** Start Stored rows **

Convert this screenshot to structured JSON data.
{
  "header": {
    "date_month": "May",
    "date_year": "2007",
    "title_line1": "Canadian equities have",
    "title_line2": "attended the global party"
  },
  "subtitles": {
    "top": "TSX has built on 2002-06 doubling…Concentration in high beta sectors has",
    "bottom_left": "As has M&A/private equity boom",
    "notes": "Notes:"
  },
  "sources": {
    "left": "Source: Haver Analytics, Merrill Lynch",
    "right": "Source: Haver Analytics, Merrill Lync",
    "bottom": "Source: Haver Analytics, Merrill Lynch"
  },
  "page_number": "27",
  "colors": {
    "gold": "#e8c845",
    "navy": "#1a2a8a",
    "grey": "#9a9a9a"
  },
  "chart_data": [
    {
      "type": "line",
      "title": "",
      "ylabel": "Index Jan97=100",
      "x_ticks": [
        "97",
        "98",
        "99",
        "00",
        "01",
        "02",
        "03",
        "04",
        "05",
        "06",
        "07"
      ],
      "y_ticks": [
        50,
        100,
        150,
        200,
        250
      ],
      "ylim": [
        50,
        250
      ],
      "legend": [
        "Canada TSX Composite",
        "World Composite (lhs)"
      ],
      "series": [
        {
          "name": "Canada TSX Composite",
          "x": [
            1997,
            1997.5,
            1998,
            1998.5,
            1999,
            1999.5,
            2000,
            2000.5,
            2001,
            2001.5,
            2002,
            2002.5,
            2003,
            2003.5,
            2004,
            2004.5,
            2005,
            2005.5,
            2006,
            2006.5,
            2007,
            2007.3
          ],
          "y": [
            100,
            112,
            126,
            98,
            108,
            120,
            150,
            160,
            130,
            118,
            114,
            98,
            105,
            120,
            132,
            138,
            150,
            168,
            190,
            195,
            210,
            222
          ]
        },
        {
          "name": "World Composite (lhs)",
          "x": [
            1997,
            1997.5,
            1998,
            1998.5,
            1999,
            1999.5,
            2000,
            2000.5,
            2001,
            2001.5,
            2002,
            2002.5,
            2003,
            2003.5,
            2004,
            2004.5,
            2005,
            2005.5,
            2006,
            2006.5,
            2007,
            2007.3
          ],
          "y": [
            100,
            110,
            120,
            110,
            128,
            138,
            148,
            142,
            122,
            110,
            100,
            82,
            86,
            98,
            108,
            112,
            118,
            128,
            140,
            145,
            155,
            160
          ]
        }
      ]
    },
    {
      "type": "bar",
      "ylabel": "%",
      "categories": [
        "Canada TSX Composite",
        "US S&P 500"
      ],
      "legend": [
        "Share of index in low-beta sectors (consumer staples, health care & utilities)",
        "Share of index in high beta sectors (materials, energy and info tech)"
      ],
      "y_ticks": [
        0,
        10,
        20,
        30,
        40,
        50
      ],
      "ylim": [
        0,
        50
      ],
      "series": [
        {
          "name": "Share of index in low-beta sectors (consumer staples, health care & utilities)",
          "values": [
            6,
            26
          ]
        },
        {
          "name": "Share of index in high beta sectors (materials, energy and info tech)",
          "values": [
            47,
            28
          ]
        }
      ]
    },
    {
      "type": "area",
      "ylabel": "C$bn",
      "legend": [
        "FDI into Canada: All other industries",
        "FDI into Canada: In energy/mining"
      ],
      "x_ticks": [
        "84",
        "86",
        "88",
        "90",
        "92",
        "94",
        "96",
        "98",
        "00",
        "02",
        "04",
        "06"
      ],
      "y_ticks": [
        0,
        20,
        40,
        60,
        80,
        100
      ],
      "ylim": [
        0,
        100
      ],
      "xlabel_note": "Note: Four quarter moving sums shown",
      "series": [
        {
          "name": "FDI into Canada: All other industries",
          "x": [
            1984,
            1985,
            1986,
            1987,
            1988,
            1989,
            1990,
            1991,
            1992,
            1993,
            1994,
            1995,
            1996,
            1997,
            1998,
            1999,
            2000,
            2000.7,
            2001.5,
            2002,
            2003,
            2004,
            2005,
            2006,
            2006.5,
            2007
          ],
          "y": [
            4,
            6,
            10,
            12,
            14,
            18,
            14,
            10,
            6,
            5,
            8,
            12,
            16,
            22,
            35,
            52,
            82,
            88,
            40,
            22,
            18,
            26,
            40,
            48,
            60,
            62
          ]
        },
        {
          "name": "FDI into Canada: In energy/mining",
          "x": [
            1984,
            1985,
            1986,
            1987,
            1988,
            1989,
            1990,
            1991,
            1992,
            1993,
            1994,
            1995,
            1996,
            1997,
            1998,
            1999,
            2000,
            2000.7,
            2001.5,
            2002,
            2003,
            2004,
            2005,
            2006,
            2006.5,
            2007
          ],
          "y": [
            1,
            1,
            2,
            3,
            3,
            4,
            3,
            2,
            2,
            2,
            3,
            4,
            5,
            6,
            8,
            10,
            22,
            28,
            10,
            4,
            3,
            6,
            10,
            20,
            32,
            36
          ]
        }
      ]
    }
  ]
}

** End Stored rows **

— Exercise —
Where a line above includes "tech", copy that line.

— Final result —
        "Share of index in high beta sectors (materials, energy and info tech)"
          "name": "Share of index in high beta sectors (materials, energy and info tech)",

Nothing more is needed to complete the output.